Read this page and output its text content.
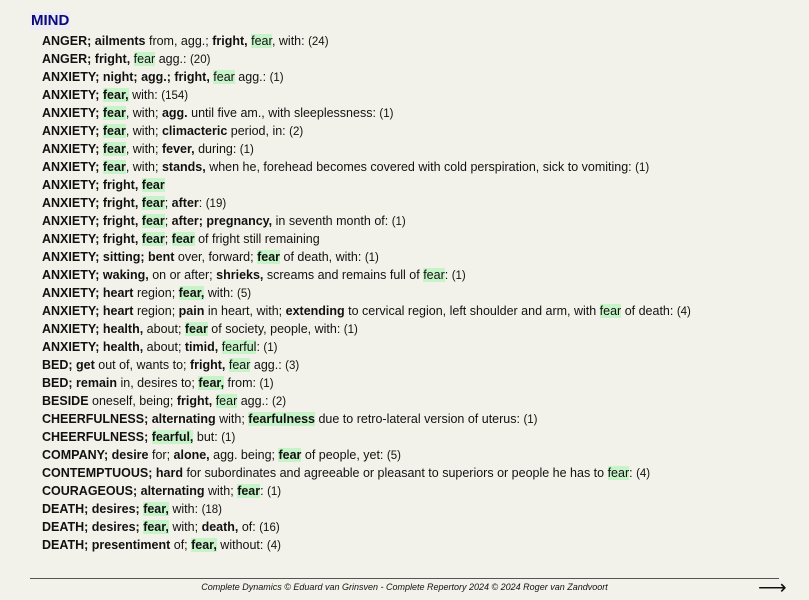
MIND
ANGER; ailments from, agg.; fright, fear, with: (24)
ANGER; fright, fear agg.: (20)
ANXIETY; night; agg.; fright, fear agg.: (1)
ANXIETY; fear, with: (154)
ANXIETY; fear, with; agg. until five am., with sleeplessness: (1)
ANXIETY; fear, with; climacteric period, in: (2)
ANXIETY; fear, with; fever, during: (1)
ANXIETY; fear, with; stands, when he, forehead becomes covered with cold perspiration, sick to vomiting: (1)
ANXIETY; fright, fear
ANXIETY; fright, fear; after: (19)
ANXIETY; fright, fear; after; pregnancy, in seventh month of: (1)
ANXIETY; fright, fear; fear of fright still remaining
ANXIETY; sitting; bent over, forward; fear of death, with: (1)
ANXIETY; waking, on or after; shrieks, screams and remains full of fear: (1)
ANXIETY; heart region; fear, with: (5)
ANXIETY; heart region; pain in heart, with; extending to cervical region, left shoulder and arm, with fear of death: (4)
ANXIETY; health, about; fear of society, people, with: (1)
ANXIETY; health, about; timid, fearful: (1)
BED; get out of, wants to; fright, fear agg.: (3)
BED; remain in, desires to; fear, from: (1)
BESIDE oneself, being; fright, fear agg.: (2)
CHEERFULNESS; alternating with; fearfulness due to retro-lateral version of uterus: (1)
CHEERFULNESS; fearful, but: (1)
COMPANY; desire for; alone, agg. being; fear of people, yet: (5)
CONTEMPTUOUS; hard for subordinates and agreeable or pleasant to superiors or people he has to fear: (4)
COURAGEOUS; alternating with; fear: (1)
DEATH; desires; fear, with: (18)
DEATH; desires; fear, with; death, of: (16)
DEATH; presentiment of; fear, without: (4)
Complete Dynamics © Eduard van Grinsven - Complete Repertory 2024 © 2024 Roger van Zandvoort	⟶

========================================

__WHAT IS ASKED__. Some lines of the data above may hold the word "after"; report how many do, and nothing else.

__SOLUTION__. 3